» **Document passage**
Because my home is low on traps and locked or hidden doors, I've invented puzzles that deal mostly with overcoming the character's hangover induced weaknesses. I've got all the puzzles worked out in my head, though I'm not entirely sure how to program them yet. I can, however find enough examples that I know all of them are possible to program. I've got descriptions for about half the rooms written, though I know what the rest will be. That's my next step. I plan to keep them short and try to get the puzzles and basic descriptions done first. Then, I'll go through and do what I can to slip in more descriptions, and improve it. I think its pretty important to make sure it works, before worry about unnecessary details. So thats about where I am now. There is one undecided bit: At the end of the game the player calls his buddy to find out what happened. I'm going to have one of three things happen:

1. The story will essentially be what the player figured out. (Probably not going to use this)

2. The story will be as far from what the player thought it was.

3. Or I'll just have the player's friend say "I don't know man, I left early."

Below I'll discuss the puzzles specifically, but if you plan on playing it later. It'll spoil the game for you. So up to you.









Okay, the game starts out on the bathroom floor. You can't do anything that involves getting off the floor until you eat the aspirin. The aspirin is in the cabinet, and to get it you have to throw a blow dryer at it, which knocks it open and rattles it enough that the aspirin falls to the ground. You have to then dump out a bottle of tequila that you wake up next to, then fill it with water from the bathtub faucet (you can't stand to get to the sink) in order to take the aspirin. Now you can stand, and leave the bathroom.

Besides scenery the hall has an out of place ugly painting and a switch. It also connects the rest of the house. The switch turns on the vent-fan for the basement which clears out the smoke so that you can go down there. The kitchen has broken glass on the floor, and in order to enter it you have to find some shoes. All thats obviously available is a pair of high-heels. In the kitchen you find your cell phone, but with no battery. The bed room has some especially loud music going, the sort that can induce migraines in one with a wicked hangover. In order to enter it you have to get some earplugs (There might be a key involved with this) The living room has several windows, and is incredibly bright, to go in there you have to find some sunglasses. In order to go outside you have to find some pants for decorum sake. To get the pants you have to wake up some chick who is passed out in your bed on top of them. You don't feel comfortable doing this until you determine her name. (It's the signature on the ugly painting). Once you have the pants you can go to your car, (outside) Inside is someone else's cell which happens to have the same battery as yours. At last you can call your buddy, and its over.

» **Dataset entries**
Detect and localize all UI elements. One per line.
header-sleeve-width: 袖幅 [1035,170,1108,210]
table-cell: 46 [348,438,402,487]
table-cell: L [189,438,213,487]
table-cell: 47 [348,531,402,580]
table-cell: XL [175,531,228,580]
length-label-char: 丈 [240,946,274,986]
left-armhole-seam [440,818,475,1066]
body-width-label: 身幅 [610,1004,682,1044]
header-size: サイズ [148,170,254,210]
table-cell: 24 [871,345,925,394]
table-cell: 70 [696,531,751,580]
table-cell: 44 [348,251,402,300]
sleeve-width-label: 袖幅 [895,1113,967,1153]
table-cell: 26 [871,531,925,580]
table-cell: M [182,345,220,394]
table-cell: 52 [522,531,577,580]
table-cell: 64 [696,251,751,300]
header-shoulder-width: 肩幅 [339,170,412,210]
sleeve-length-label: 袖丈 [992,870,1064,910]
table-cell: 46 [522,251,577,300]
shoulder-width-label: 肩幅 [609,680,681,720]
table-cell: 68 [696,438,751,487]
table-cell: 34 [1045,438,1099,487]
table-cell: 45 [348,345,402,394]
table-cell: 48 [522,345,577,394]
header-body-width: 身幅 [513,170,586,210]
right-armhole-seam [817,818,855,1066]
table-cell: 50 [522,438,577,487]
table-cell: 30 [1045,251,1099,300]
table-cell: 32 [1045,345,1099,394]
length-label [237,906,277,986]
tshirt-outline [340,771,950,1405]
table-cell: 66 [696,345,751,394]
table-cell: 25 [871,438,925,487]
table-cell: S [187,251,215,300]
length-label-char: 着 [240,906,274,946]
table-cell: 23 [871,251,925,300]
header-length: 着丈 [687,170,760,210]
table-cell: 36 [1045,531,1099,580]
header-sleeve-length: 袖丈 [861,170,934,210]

» **Required work**
1) Reproduce the entire text about the hangover game's puzzles word for word, from beginning to end.
2) Pull out every line of the records that contains the string "sleeve", treating uppercase and lowercase as different.

» **Exercise results**
1)
Because my home is low on traps and locked or hidden doors, I've invented puzzles that deal mostly with overcoming the character's hangover induced weaknesses. I've got all the puzzles worked out in my head, though I'm not entirely sure how to program them yet. I can, however find enough examples that I know all of them are possible to program. I've got descriptions for about half the rooms written, though I know what the rest will be. That's my next step. I plan to keep them short and try to get the puzzles and basic descriptions done first. Then, I'll go through and do what I can to slip in more descriptions, and improve it. I think its pretty important to make sure it works, before worry about unnecessary details. So thats about where I am now. There is one undecided bit: At the end of the game the player calls his buddy to find out what happened. I'm going to have one of three things happen:

1. The story will essentially be what the player figured out. (Probably not going to use this)

2. The story will be as far from what the player thought it was.

3. Or I'll just have the player's friend say "I don't know man, I left early."

Below I'll discuss the puzzles specifically, but if you plan on playing it later. It'll spoil the game for you. So up to you.









Okay, the game starts out on the bathroom floor. You can't do anything that involves getting off the floor until you eat the aspirin. The aspirin is in the cabinet, and to get it you have to throw a blow dryer at it, which knocks it open and rattles it enough that the aspirin falls to the ground. You have to then dump out a bottle of tequila that you wake up next to, then fill it with water from the bathtub faucet (you can't stand to get to the sink) in order to take the aspirin. Now you can stand, and leave the bathroom.

Besides scenery the hall has an out of place ugly painting and a switch. It also connects the rest of the house. The switch turns on the vent-fan for the basement which clears out the smoke so that you can go down there. The kitchen has broken glass on the floor, and in order to enter it you have to find some shoes. All thats obviously available is a pair of high-heels. In the kitchen you find your cell phone, but with no battery. The bed room has some especially loud music going, the sort that can induce migraines in one with a wicked hangover. In order to enter it you have to get some earplugs (There might be a key involved with this) The living room has several windows, and is incredibly bright, to go in there you have to find some sunglasses. In order to go outside you have to find some pants for decorum sake. To get the pants you have to wake up some chick who is passed out in your bed on top of them. You don't feel comfortable doing this until you determine her name. (It's the signature on the ugly painting). Once you have the pants you can go to your car, (outside) Inside is someone else's cell which happens to have the same battery as yours. At last you can call your buddy, and its over.

2)
header-sleeve-width: 袖幅 [1035,170,1108,210]
sleeve-width-label: 袖幅 [895,1113,967,1153]
sleeve-length-label: 袖丈 [992,870,1064,910]
header-sleeve-length: 袖丈 [861,170,934,210]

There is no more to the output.